Dataset entries on figures
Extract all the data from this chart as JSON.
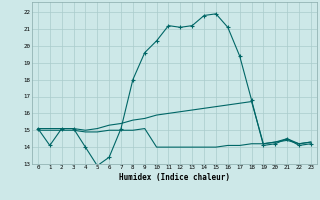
{
  "xlabel": "Humidex (Indice chaleur)",
  "background_color": "#cde8e8",
  "grid_color": "#aacccc",
  "line_color": "#006666",
  "xlim": [
    -0.5,
    23.5
  ],
  "ylim": [
    13,
    22.6
  ],
  "yticks": [
    13,
    14,
    15,
    16,
    17,
    18,
    19,
    20,
    21,
    22
  ],
  "xticks": [
    0,
    1,
    2,
    3,
    4,
    5,
    6,
    7,
    8,
    9,
    10,
    11,
    12,
    13,
    14,
    15,
    16,
    17,
    18,
    19,
    20,
    21,
    22,
    23
  ],
  "line1_x": [
    0,
    1,
    2,
    3,
    4,
    5,
    6,
    7,
    8,
    9,
    10,
    11,
    12,
    13,
    14,
    15,
    16,
    17,
    18,
    19,
    20,
    21,
    22,
    23
  ],
  "line1_y": [
    15.1,
    14.1,
    15.1,
    15.1,
    14.0,
    12.9,
    13.4,
    15.1,
    18.0,
    19.6,
    20.3,
    21.2,
    21.1,
    21.2,
    21.8,
    21.9,
    21.1,
    19.4,
    16.8,
    14.1,
    14.2,
    14.5,
    14.1,
    14.2
  ],
  "line2_x": [
    0,
    1,
    2,
    3,
    4,
    5,
    6,
    7,
    8,
    9,
    10,
    11,
    12,
    13,
    14,
    15,
    16,
    17,
    18,
    19,
    20,
    21,
    22,
    23
  ],
  "line2_y": [
    15.1,
    15.1,
    15.1,
    15.1,
    15.0,
    15.1,
    15.3,
    15.4,
    15.6,
    15.7,
    15.9,
    16.0,
    16.1,
    16.2,
    16.3,
    16.4,
    16.5,
    16.6,
    16.7,
    14.2,
    14.3,
    14.5,
    14.2,
    14.3
  ],
  "line3_x": [
    0,
    1,
    2,
    3,
    4,
    5,
    6,
    7,
    8,
    9,
    10,
    11,
    12,
    13,
    14,
    15,
    16,
    17,
    18,
    19,
    20,
    21,
    22,
    23
  ],
  "line3_y": [
    15.0,
    15.0,
    15.0,
    15.0,
    14.9,
    14.9,
    15.0,
    15.0,
    15.0,
    15.1,
    14.0,
    14.0,
    14.0,
    14.0,
    14.0,
    14.0,
    14.1,
    14.1,
    14.2,
    14.2,
    14.3,
    14.4,
    14.2,
    14.3
  ]
}
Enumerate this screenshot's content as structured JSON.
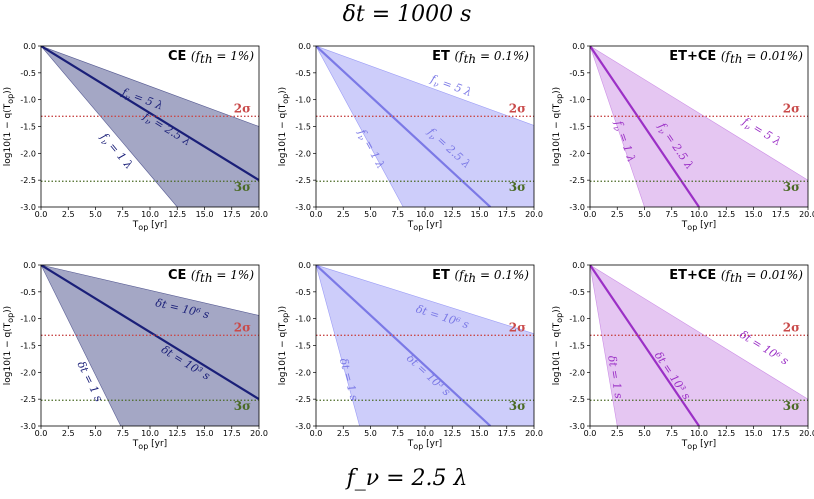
{
  "figure": {
    "title_top": "δt = 1000 s",
    "title_bottom": "f_ν = 2.5 λ",
    "colors": {
      "CE": {
        "fill": "#5a5e95",
        "line": "#1a1f78",
        "label": "#1a1f78"
      },
      "ET": {
        "fill": "#9b9cf6",
        "line": "#7b79e6",
        "label": "#7b79e6"
      },
      "ETCE": {
        "fill": "#cc8ee6",
        "line": "#9b30c6",
        "label": "#9b30c6"
      },
      "sigma2": "#c94a4a",
      "sigma3": "#4a6a24"
    }
  },
  "chart_data": [
    {
      "id": "p11",
      "type": "area",
      "title_bold": "CE",
      "title_math": "(f_th = 1%)",
      "xlabel": "T_op [yr]",
      "ylabel": "log10(1 − q(T_op))",
      "xlim": [
        0,
        20
      ],
      "ylim": [
        -3,
        0
      ],
      "xticks": [
        "0.0",
        "2.5",
        "5.0",
        "7.5",
        "10.0",
        "12.5",
        "15.0",
        "17.5",
        "20.0"
      ],
      "yticks": [
        "0.0",
        "-0.5",
        "-1.0",
        "-1.5",
        "-2.0",
        "-2.5",
        "-3.0"
      ],
      "slopes": {
        "upper": -0.075,
        "center": -0.125,
        "lower": -0.24
      },
      "hlines": [
        {
          "label": "2σ",
          "y": -1.31,
          "kind": "sigma2"
        },
        {
          "label": "3σ",
          "y": -2.52,
          "kind": "sigma3"
        }
      ],
      "labels": [
        {
          "text": "f_ν = 5 λ",
          "x": 9.2,
          "y": -1.05
        },
        {
          "text": "f_ν = 2.5 λ",
          "x": 11.4,
          "y": -1.6
        },
        {
          "text": "f_ν = 1 λ",
          "x": 6.7,
          "y": -2.0
        }
      ],
      "color": "CE"
    },
    {
      "id": "p12",
      "type": "area",
      "title_bold": "ET",
      "title_math": "(f_th = 0.1%)",
      "xlabel": "T_op [yr]",
      "ylabel": "log10(1 − q(T_op))",
      "xlim": [
        0,
        20
      ],
      "ylim": [
        -3,
        0
      ],
      "xticks": [
        "0.0",
        "2.5",
        "5.0",
        "7.5",
        "10.0",
        "12.5",
        "15.0",
        "17.5",
        "20.0"
      ],
      "yticks": [
        "0.0",
        "-0.5",
        "-1.0",
        "-1.5",
        "-2.0",
        "-2.5",
        "-3.0"
      ],
      "slopes": {
        "upper": -0.074,
        "center": -0.1875,
        "lower": -0.375
      },
      "hlines": [
        {
          "label": "2σ",
          "y": -1.31,
          "kind": "sigma2"
        },
        {
          "label": "3σ",
          "y": -2.52,
          "kind": "sigma3"
        }
      ],
      "labels": [
        {
          "text": "f_ν = 5 λ",
          "x": 12.3,
          "y": -0.8
        },
        {
          "text": "f_ν = 2.5 λ",
          "x": 12.0,
          "y": -1.95
        },
        {
          "text": "f_ν = 1 λ",
          "x": 4.8,
          "y": -1.95
        }
      ],
      "color": "ET"
    },
    {
      "id": "p13",
      "type": "area",
      "title_bold": "ET+CE",
      "title_math": "(f_th = 0.01%)",
      "xlabel": "T_op [yr]",
      "ylabel": "log10(1 − q(T_op))",
      "xlim": [
        0,
        20
      ],
      "ylim": [
        -3,
        0
      ],
      "xticks": [
        "0.0",
        "2.5",
        "5.0",
        "7.5",
        "10.0",
        "12.5",
        "15.0",
        "17.5",
        "20.0"
      ],
      "yticks": [
        "0.0",
        "-0.5",
        "-1.0",
        "-1.5",
        "-2.0",
        "-2.5",
        "-3.0"
      ],
      "slopes": {
        "upper": -0.125,
        "center": -0.3,
        "lower": -0.6
      },
      "hlines": [
        {
          "label": "2σ",
          "y": -1.31,
          "kind": "sigma2"
        },
        {
          "label": "3σ",
          "y": -2.52,
          "kind": "sigma3"
        }
      ],
      "labels": [
        {
          "text": "f_ν = 5 λ",
          "x": 15.6,
          "y": -1.65
        },
        {
          "text": "f_ν = 2.5 λ",
          "x": 7.6,
          "y": -1.9
        },
        {
          "text": "f_ν = 1 λ",
          "x": 2.9,
          "y": -1.8
        }
      ],
      "color": "ETCE"
    },
    {
      "id": "p21",
      "type": "area",
      "title_bold": "CE",
      "title_math": "(f_th = 1%)",
      "xlabel": "T_op [yr]",
      "ylabel": "log10(1 − q(T_op))",
      "xlim": [
        0,
        20
      ],
      "ylim": [
        -3,
        0
      ],
      "xticks": [
        "0.0",
        "2.5",
        "5.0",
        "7.5",
        "10.0",
        "12.5",
        "15.0",
        "17.5",
        "20.0"
      ],
      "yticks": [
        "0.0",
        "-0.5",
        "-1.0",
        "-1.5",
        "-2.0",
        "-2.5",
        "-3.0"
      ],
      "slopes": {
        "upper": -0.047,
        "center": -0.125,
        "lower": -0.41
      },
      "hlines": [
        {
          "label": "2σ",
          "y": -1.31,
          "kind": "sigma2"
        },
        {
          "label": "3σ",
          "y": -2.52,
          "kind": "sigma3"
        }
      ],
      "labels": [
        {
          "text": "δt = 10⁶ s",
          "x": 12.9,
          "y": -0.88
        },
        {
          "text": "δt = 10³ s",
          "x": 13.1,
          "y": -1.88
        },
        {
          "text": "δt = 1 s",
          "x": 4.2,
          "y": -2.2
        }
      ],
      "color": "CE"
    },
    {
      "id": "p22",
      "type": "area",
      "title_bold": "ET",
      "title_math": "(f_th = 0.1%)",
      "xlabel": "T_op [yr]",
      "ylabel": "log10(1 − q(T_op))",
      "xlim": [
        0,
        20
      ],
      "ylim": [
        -3,
        0
      ],
      "xticks": [
        "0.0",
        "2.5",
        "5.0",
        "7.5",
        "10.0",
        "12.5",
        "15.0",
        "17.5",
        "20.0"
      ],
      "yticks": [
        "0.0",
        "-0.5",
        "-1.0",
        "-1.5",
        "-2.0",
        "-2.5",
        "-3.0"
      ],
      "slopes": {
        "upper": -0.064,
        "center": -0.1875,
        "lower": -0.75
      },
      "hlines": [
        {
          "label": "2σ",
          "y": -1.31,
          "kind": "sigma2"
        },
        {
          "label": "3σ",
          "y": -2.52,
          "kind": "sigma3"
        }
      ],
      "labels": [
        {
          "text": "δt = 10⁶ s",
          "x": 11.5,
          "y": -1.03
        },
        {
          "text": "δt = 10³ s",
          "x": 10.1,
          "y": -2.1
        },
        {
          "text": "δt = 1 s",
          "x": 2.7,
          "y": -2.15
        }
      ],
      "color": "ET"
    },
    {
      "id": "p23",
      "type": "area",
      "title_bold": "ET+CE",
      "title_math": "(f_th = 0.01%)",
      "xlabel": "T_op [yr]",
      "ylabel": "log10(1 − q(T_op))",
      "xlim": [
        0,
        20
      ],
      "ylim": [
        -3,
        0
      ],
      "xticks": [
        "0.0",
        "2.5",
        "5.0",
        "7.5",
        "10.0",
        "12.5",
        "15.0",
        "17.5",
        "20.0"
      ],
      "yticks": [
        "0.0",
        "-0.5",
        "-1.0",
        "-1.5",
        "-2.0",
        "-2.5",
        "-3.0"
      ],
      "slopes": {
        "upper": -0.125,
        "center": -0.3,
        "lower": -1.2
      },
      "hlines": [
        {
          "label": "2σ",
          "y": -1.31,
          "kind": "sigma2"
        },
        {
          "label": "3σ",
          "y": -2.52,
          "kind": "sigma3"
        }
      ],
      "labels": [
        {
          "text": "δt = 10⁶ s",
          "x": 15.8,
          "y": -1.6
        },
        {
          "text": "δt = 10³ s",
          "x": 7.3,
          "y": -2.1
        },
        {
          "text": "δt = 1 s",
          "x": 2.0,
          "y": -2.1
        }
      ],
      "color": "ETCE"
    }
  ]
}
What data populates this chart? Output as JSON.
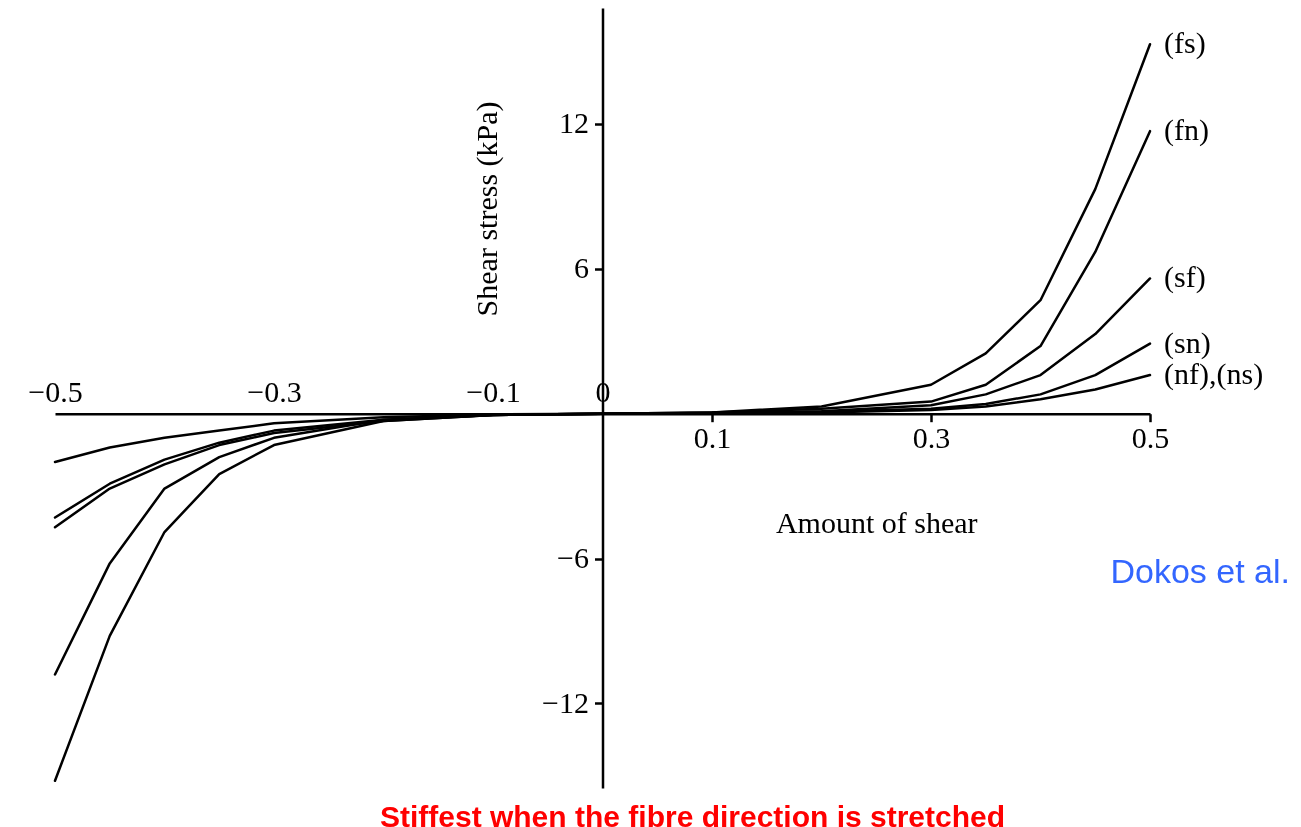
{
  "chart_data": {
    "type": "line",
    "xlabel": "Amount of shear",
    "ylabel": "Shear stress (kPa)",
    "x": [
      -0.5,
      -0.45,
      -0.4,
      -0.35,
      -0.3,
      -0.2,
      -0.1,
      0,
      0.1,
      0.2,
      0.3,
      0.35,
      0.4,
      0.45,
      0.5
    ],
    "series": [
      {
        "name": "(fs)",
        "color": "#000000",
        "values": [
          -15.2,
          -9.2,
          -4.9,
          -2.5,
          -1.3,
          -0.3,
          -0.05,
          0,
          0.05,
          0.3,
          1.2,
          2.5,
          4.7,
          9.3,
          15.3
        ]
      },
      {
        "name": "(fn)",
        "color": "#000000",
        "values": [
          -10.8,
          -6.2,
          -3.1,
          -1.8,
          -1.0,
          -0.25,
          -0.05,
          0,
          0.05,
          0.2,
          0.5,
          1.2,
          2.8,
          6.7,
          11.7
        ]
      },
      {
        "name": "(sf)",
        "color": "#000000",
        "values": [
          -4.7,
          -3.1,
          -2.1,
          -1.3,
          -0.8,
          -0.3,
          -0.05,
          0,
          0.03,
          0.1,
          0.35,
          0.8,
          1.6,
          3.3,
          5.6
        ]
      },
      {
        "name": "(sn)",
        "color": "#000000",
        "values": [
          -4.3,
          -2.9,
          -1.9,
          -1.2,
          -0.7,
          -0.25,
          -0.05,
          0,
          0.02,
          0.08,
          0.2,
          0.4,
          0.8,
          1.6,
          2.9
        ]
      },
      {
        "name": "(nf),(ns)",
        "color": "#000000",
        "values": [
          -2.0,
          -1.4,
          -1.0,
          -0.7,
          -0.4,
          -0.15,
          -0.03,
          0,
          0.01,
          0.05,
          0.15,
          0.3,
          0.6,
          1.0,
          1.6
        ]
      }
    ],
    "xlim": [
      -0.5,
      0.5
    ],
    "xticks": [
      0.1,
      0.3,
      0.5
    ],
    "x2lim": [
      -0.5,
      0.5
    ],
    "x2ticks": [
      -0.5,
      -0.3,
      -0.1,
      0
    ],
    "ylim": [
      -15.5,
      16.8
    ],
    "yticks": [
      -12,
      -6,
      6,
      12
    ],
    "line_style": "solid",
    "marker": "none",
    "grid": false,
    "annotations": [
      "Dokos et al.",
      "Stiffest when the fibre direction is stretched"
    ]
  }
}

> **TASK REQUIREMENTS**:
Go through the material above and copy each line that has the word "lower".

> **EXERCISE RESULT**:
        "lower": -0.24
        "lower": -0.375
        "lower": -0.6
        "lower": -0.41
        "lower": -0.75
        "lower": -1.2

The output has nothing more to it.